**Set problem**
Pull out every line from the listing that has the word "JSON".

((

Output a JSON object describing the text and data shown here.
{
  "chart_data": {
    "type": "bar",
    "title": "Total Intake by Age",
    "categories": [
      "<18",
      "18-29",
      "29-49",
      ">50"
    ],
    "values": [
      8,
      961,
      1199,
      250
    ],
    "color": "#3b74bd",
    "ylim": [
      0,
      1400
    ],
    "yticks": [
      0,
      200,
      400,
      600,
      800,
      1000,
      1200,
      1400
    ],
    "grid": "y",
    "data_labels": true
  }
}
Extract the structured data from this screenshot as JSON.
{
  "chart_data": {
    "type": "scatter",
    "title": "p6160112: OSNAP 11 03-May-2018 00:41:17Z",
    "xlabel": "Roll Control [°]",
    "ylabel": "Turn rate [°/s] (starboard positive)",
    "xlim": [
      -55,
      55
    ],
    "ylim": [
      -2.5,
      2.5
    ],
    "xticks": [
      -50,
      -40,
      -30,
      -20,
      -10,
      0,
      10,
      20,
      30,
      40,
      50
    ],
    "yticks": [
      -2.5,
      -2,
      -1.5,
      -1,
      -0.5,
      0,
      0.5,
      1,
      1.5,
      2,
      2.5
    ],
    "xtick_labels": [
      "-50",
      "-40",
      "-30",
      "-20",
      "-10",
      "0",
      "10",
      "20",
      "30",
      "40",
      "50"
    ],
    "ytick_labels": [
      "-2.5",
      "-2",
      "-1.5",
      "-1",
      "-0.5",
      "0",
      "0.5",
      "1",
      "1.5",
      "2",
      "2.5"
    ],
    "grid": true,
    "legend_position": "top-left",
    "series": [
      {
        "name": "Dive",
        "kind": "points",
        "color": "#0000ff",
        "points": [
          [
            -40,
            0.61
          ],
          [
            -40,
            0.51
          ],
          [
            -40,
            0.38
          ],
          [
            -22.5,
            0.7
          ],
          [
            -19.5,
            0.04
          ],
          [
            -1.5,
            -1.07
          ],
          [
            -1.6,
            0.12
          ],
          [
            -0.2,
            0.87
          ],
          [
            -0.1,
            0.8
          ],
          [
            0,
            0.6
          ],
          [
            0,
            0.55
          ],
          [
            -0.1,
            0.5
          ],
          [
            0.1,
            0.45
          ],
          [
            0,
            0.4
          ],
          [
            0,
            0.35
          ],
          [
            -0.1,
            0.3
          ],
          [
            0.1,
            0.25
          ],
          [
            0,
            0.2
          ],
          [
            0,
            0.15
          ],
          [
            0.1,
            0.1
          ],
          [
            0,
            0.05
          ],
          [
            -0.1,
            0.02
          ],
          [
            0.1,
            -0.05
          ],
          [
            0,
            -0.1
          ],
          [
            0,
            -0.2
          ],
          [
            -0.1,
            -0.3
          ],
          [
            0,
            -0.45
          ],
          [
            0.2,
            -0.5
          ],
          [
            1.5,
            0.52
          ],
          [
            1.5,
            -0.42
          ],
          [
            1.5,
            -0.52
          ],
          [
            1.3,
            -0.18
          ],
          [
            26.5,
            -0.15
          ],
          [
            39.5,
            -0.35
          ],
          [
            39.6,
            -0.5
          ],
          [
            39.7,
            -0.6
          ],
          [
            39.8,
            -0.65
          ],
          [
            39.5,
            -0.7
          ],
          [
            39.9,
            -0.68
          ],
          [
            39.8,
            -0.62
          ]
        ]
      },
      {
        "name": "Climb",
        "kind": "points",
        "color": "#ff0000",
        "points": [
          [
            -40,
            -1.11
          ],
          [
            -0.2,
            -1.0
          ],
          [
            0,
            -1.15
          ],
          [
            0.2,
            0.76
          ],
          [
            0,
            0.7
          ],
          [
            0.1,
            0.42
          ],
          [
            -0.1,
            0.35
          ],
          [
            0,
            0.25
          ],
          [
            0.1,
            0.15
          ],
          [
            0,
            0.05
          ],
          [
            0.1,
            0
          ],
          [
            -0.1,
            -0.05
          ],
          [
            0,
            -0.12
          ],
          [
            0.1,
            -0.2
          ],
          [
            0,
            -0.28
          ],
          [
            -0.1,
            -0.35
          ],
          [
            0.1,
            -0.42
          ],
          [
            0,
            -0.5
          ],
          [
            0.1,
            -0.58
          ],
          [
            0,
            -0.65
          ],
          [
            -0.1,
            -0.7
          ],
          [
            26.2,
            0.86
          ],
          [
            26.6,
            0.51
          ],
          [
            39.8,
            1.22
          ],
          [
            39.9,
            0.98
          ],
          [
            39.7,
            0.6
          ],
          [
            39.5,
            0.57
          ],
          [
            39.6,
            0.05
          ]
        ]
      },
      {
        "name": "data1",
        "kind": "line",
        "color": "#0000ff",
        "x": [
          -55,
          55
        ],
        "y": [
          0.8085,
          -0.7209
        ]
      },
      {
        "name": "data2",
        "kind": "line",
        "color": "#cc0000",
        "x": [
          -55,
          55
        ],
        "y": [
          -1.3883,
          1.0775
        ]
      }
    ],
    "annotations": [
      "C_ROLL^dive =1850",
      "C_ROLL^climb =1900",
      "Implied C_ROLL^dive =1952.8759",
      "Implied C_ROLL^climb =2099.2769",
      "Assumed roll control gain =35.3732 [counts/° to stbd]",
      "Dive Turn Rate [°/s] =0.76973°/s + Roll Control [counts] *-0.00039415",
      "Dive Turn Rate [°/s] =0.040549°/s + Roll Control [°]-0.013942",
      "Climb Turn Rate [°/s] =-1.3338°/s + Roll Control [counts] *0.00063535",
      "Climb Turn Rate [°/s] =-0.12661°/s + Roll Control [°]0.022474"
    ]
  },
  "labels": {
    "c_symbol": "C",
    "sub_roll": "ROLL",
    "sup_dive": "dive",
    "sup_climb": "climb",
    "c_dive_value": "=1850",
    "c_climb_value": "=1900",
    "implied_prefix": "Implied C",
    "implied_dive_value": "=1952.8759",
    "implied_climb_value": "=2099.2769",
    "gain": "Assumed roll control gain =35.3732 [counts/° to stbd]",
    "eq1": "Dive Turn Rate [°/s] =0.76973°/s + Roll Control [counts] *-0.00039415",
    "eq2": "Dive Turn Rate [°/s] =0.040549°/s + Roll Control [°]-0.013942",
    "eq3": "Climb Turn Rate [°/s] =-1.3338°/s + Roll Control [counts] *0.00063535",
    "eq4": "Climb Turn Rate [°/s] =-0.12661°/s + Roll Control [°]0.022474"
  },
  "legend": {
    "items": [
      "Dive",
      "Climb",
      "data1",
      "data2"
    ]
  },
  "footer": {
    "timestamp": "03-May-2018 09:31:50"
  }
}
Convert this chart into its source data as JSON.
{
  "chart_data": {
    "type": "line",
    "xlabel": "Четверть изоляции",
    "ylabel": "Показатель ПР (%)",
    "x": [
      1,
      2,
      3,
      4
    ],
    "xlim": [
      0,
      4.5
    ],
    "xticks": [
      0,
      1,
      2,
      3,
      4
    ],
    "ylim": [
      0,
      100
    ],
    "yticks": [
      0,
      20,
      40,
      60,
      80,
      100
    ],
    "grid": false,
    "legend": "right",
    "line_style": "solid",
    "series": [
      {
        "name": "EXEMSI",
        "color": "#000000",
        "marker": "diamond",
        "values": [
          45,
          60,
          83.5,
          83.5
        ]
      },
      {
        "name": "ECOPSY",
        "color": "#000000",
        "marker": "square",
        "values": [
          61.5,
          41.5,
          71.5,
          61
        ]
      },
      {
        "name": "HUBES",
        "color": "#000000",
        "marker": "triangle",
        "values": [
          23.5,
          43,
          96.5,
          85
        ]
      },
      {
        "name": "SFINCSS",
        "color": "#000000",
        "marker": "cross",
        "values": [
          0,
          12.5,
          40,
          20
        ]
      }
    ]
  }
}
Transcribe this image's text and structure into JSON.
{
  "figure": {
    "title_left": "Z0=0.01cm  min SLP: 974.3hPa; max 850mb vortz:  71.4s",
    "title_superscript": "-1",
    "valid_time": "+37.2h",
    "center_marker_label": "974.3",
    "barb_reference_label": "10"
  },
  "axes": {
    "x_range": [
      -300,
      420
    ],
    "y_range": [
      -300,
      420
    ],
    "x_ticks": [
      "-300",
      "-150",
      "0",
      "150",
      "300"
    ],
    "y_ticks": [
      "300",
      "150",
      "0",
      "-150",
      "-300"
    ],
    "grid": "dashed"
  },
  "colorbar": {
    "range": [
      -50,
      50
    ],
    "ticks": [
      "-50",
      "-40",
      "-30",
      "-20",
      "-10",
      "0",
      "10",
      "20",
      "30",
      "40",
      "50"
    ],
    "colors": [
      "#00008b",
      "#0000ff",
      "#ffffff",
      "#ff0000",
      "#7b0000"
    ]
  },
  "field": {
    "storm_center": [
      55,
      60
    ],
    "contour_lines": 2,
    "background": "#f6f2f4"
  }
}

))

**Answer to the task**
Output a JSON object describing the text and data shown here.
Extract the structured data from this screenshot as JSON.
Convert this chart into its source data as JSON.
Transcribe this image's text and structure into JSON.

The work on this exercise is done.